## TASK DIRECTIONS
Return the listing below verbatim. Pictures do not belong in the copy.

## MATERIAL PROVIDED
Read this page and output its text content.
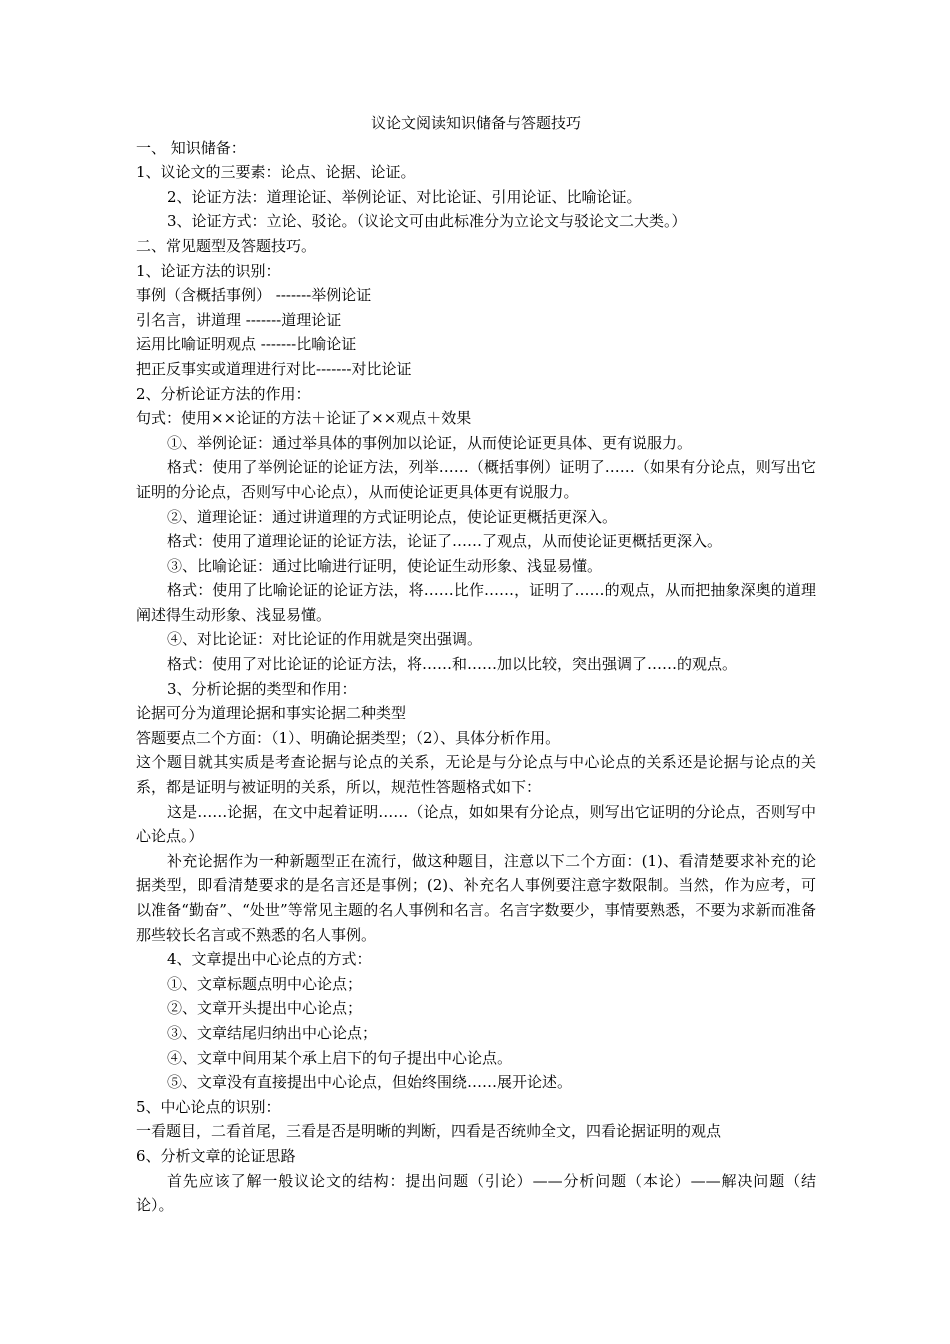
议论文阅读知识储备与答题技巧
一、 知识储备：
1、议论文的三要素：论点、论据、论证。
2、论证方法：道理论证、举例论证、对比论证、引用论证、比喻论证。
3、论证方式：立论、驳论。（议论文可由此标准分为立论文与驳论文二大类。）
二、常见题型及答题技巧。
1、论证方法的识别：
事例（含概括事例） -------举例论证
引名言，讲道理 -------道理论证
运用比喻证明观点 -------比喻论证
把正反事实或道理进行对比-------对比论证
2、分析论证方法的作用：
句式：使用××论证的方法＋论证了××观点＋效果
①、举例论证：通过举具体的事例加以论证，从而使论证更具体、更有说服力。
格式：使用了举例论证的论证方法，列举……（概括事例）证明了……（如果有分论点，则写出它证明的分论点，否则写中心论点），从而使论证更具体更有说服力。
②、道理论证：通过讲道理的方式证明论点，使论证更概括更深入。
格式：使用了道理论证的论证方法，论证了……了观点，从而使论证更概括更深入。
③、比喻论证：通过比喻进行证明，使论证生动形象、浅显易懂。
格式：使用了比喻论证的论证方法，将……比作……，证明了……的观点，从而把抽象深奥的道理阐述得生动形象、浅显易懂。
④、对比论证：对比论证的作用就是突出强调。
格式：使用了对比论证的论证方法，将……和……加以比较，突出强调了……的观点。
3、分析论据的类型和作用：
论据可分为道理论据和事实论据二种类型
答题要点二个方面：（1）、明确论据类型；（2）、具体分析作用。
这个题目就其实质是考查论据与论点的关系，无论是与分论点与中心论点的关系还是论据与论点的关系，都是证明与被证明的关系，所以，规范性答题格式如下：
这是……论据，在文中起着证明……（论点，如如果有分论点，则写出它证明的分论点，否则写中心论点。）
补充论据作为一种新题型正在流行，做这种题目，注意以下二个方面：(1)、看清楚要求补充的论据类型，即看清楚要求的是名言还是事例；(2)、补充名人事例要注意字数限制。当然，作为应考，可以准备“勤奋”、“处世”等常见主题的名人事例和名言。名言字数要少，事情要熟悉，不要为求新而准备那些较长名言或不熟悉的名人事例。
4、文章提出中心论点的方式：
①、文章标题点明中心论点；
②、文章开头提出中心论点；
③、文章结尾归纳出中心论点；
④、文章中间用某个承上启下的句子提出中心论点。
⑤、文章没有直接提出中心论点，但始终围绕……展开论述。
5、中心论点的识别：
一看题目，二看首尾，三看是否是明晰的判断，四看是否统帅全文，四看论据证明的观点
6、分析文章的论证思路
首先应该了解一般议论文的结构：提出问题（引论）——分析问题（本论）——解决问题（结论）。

## RESPONSE TO THE TASK
Read this page and output its text content.
议论文阅读知识储备与答题技巧
一、 知识储备：
1、议论文的三要素：论点、论据、论证。
2、论证方法：道理论证、举例论证、对比论证、引用论证、比喻论证。
3、论证方式：立论、驳论。（议论文可由此标准分为立论文与驳论文二大类。）
二、常见题型及答题技巧。
1、论证方法的识别：
事例（含概括事例） -------举例论证
引名言，讲道理 -------道理论证
运用比喻证明观点 -------比喻论证
把正反事实或道理进行对比-------对比论证
2、分析论证方法的作用：
句式：使用××论证的方法＋论证了××观点＋效果
①、举例论证：通过举具体的事例加以论证，从而使论证更具体、更有说服力。
格式：使用了举例论证的论证方法，列举……（概括事例）证明了……（如果有分论点，则写出它证明的分论点，否则写中心论点），从而使论证更具体更有说服力。
②、道理论证：通过讲道理的方式证明论点，使论证更概括更深入。
格式：使用了道理论证的论证方法，论证了……了观点，从而使论证更概括更深入。
③、比喻论证：通过比喻进行证明，使论证生动形象、浅显易懂。
格式：使用了比喻论证的论证方法，将……比作……，证明了……的观点，从而把抽象深奥的道理阐述得生动形象、浅显易懂。
④、对比论证：对比论证的作用就是突出强调。
格式：使用了对比论证的论证方法，将……和……加以比较，突出强调了……的观点。
3、分析论据的类型和作用：
论据可分为道理论据和事实论据二种类型
答题要点二个方面：（1）、明确论据类型；（2）、具体分析作用。
这个题目就其实质是考查论据与论点的关系，无论是与分论点与中心论点的关系还是论据与论点的关系，都是证明与被证明的关系，所以，规范性答题格式如下：
这是……论据，在文中起着证明……（论点，如如果有分论点，则写出它证明的分论点，否则写中心论点。）
补充论据作为一种新题型正在流行，做这种题目，注意以下二个方面：(1)、看清楚要求补充的论据类型，即看清楚要求的是名言还是事例；(2)、补充名人事例要注意字数限制。当然，作为应考，可以准备“勤奋”、“处世”等常见主题的名人事例和名言。名言字数要少，事情要熟悉，不要为求新而准备那些较长名言或不熟悉的名人事例。
4、文章提出中心论点的方式：
①、文章标题点明中心论点；
②、文章开头提出中心论点；
③、文章结尾归纳出中心论点；
④、文章中间用某个承上启下的句子提出中心论点。
⑤、文章没有直接提出中心论点，但始终围绕……展开论述。
5、中心论点的识别：
一看题目，二看首尾，三看是否是明晰的判断，四看是否统帅全文，四看论据证明的观点
6、分析文章的论证思路
首先应该了解一般议论文的结构：提出问题（引论）——分析问题（本论）——解决问题（结论）。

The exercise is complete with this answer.